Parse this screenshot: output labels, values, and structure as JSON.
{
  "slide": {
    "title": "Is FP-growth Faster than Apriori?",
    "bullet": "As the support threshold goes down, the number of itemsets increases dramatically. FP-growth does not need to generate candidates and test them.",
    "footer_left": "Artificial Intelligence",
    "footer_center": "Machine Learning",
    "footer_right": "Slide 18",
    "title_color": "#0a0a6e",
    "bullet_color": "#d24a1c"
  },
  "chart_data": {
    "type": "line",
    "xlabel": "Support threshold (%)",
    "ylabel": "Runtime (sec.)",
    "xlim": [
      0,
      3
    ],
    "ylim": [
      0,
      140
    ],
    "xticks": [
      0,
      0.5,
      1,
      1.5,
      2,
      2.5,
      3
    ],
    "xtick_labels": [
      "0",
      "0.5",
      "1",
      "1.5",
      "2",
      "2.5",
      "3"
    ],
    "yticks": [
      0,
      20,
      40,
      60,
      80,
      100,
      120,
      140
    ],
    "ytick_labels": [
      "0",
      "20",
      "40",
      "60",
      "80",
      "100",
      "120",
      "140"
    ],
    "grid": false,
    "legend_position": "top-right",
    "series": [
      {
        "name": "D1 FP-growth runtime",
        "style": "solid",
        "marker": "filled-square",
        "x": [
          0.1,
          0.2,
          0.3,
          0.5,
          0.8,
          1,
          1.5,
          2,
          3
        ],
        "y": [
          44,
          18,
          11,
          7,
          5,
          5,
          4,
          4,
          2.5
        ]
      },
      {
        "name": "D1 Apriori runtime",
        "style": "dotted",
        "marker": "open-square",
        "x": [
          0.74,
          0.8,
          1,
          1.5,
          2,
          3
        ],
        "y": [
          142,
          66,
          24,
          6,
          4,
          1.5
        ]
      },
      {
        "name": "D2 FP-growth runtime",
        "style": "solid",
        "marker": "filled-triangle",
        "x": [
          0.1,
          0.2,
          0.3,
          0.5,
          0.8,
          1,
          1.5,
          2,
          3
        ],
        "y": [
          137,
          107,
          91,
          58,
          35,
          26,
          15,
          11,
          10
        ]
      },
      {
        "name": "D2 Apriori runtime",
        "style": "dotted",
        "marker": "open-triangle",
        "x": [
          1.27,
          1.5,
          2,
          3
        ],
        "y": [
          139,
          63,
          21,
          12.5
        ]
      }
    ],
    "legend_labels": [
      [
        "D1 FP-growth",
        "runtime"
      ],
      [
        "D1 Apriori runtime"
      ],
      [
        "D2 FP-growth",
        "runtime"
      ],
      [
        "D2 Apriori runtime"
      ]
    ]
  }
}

--

Task to carry out: Counting only lines of the data above that hold "Apriori", report the total and nothing else.

Reply: 5